**Exercise task**
Copy out each line containing "можете" from the entries below.

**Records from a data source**
╭──

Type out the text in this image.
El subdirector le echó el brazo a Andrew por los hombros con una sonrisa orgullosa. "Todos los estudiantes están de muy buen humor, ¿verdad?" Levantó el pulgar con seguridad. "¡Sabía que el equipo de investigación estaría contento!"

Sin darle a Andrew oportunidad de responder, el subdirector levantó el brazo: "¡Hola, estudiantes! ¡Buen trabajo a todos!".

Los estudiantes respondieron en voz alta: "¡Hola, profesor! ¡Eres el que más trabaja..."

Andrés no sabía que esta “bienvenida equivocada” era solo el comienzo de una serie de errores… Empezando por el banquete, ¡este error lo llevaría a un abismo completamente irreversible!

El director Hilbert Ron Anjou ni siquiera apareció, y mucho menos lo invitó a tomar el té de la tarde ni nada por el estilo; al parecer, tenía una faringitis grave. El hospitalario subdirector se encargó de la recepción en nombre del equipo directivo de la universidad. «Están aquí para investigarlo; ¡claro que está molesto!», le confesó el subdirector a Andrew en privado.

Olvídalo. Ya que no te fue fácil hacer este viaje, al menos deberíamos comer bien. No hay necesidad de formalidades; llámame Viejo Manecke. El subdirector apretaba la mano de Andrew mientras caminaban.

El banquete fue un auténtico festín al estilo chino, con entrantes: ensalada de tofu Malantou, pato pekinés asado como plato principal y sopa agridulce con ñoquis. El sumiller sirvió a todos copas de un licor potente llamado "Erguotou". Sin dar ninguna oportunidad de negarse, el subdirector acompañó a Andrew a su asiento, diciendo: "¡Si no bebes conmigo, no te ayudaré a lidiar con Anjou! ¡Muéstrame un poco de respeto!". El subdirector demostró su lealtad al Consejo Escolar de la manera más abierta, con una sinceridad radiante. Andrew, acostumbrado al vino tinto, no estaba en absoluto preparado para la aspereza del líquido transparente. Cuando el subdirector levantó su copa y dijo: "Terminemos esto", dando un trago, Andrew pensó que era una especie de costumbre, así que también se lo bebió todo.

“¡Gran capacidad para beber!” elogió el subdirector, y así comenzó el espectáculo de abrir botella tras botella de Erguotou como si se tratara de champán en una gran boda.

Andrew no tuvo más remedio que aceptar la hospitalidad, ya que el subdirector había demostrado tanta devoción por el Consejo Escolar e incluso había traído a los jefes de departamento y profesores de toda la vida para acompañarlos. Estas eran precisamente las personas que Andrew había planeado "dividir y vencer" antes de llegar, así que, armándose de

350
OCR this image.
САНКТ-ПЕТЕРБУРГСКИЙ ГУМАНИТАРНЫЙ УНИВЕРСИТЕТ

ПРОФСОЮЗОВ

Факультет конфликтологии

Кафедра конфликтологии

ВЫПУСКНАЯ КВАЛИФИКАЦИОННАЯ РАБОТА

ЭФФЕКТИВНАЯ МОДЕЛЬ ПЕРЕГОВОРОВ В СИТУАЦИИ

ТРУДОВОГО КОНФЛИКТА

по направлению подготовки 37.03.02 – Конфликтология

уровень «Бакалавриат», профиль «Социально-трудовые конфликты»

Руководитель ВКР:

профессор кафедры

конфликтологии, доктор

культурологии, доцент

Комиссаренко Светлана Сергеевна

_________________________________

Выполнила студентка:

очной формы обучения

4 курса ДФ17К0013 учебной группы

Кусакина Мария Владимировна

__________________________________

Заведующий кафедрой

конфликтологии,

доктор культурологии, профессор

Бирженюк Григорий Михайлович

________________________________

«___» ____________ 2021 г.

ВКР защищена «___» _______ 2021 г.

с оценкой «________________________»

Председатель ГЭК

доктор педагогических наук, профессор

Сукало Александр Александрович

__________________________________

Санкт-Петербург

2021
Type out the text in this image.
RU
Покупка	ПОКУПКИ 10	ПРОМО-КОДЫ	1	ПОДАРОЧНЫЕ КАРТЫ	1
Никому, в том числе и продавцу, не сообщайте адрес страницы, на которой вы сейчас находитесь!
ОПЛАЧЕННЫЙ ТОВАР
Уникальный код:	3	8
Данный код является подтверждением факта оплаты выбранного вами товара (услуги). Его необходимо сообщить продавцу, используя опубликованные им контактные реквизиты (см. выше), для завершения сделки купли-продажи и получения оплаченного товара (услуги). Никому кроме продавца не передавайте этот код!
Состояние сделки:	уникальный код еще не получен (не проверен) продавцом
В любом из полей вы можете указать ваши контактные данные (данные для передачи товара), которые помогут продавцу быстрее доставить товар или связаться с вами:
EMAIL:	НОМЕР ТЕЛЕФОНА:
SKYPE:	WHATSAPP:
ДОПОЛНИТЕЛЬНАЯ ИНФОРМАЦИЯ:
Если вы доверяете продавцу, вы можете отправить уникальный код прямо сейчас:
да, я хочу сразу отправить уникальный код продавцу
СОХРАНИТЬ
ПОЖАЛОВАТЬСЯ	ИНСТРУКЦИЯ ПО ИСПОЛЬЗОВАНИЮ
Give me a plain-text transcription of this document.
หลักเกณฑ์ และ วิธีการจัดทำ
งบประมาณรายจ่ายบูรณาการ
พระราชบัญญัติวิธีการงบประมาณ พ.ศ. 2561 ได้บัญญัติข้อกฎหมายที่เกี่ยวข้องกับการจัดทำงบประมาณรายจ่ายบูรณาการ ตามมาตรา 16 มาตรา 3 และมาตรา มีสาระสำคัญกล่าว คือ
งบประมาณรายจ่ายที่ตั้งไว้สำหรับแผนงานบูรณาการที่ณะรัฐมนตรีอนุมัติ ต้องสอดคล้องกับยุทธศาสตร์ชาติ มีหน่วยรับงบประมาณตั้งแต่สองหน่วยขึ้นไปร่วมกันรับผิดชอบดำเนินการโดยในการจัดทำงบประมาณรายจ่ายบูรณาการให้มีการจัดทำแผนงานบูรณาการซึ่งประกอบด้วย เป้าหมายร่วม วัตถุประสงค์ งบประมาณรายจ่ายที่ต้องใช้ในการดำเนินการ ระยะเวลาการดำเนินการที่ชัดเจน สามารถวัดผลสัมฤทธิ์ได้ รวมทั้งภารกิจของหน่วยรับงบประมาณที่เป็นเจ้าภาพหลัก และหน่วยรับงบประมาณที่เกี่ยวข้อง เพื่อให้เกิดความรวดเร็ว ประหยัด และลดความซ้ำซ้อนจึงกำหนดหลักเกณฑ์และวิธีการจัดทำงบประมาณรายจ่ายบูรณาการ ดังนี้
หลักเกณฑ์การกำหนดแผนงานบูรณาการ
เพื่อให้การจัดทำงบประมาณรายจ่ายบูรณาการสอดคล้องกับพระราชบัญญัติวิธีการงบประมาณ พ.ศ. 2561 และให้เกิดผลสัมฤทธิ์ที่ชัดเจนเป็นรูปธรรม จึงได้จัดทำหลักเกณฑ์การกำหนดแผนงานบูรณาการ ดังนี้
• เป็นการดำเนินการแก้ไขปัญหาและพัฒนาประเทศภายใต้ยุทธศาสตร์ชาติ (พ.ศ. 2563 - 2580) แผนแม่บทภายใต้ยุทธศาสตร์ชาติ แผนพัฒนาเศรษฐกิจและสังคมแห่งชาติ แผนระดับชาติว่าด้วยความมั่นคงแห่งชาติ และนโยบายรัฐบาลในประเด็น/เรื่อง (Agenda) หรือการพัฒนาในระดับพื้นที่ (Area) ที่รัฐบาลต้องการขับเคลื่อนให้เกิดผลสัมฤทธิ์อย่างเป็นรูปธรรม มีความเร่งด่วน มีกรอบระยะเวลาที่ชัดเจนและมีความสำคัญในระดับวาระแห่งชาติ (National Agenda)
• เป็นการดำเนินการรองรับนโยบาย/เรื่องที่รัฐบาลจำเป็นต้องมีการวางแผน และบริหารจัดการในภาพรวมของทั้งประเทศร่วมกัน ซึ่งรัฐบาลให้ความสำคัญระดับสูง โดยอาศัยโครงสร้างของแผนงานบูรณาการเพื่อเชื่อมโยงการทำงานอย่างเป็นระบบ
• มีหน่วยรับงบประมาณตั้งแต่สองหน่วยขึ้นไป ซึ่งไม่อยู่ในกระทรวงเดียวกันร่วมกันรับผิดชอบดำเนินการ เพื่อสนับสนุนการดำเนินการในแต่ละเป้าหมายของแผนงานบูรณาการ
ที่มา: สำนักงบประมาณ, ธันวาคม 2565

╰──

**Answer to this problem**
В любом из полей вы можете указать ваши контактные данные (данные для передачи товара), которые помогут продавцу быстрее доставить товар или связаться с вами:
Если вы доверяете продавцу, вы можете отправить уникальный код прямо сейчас:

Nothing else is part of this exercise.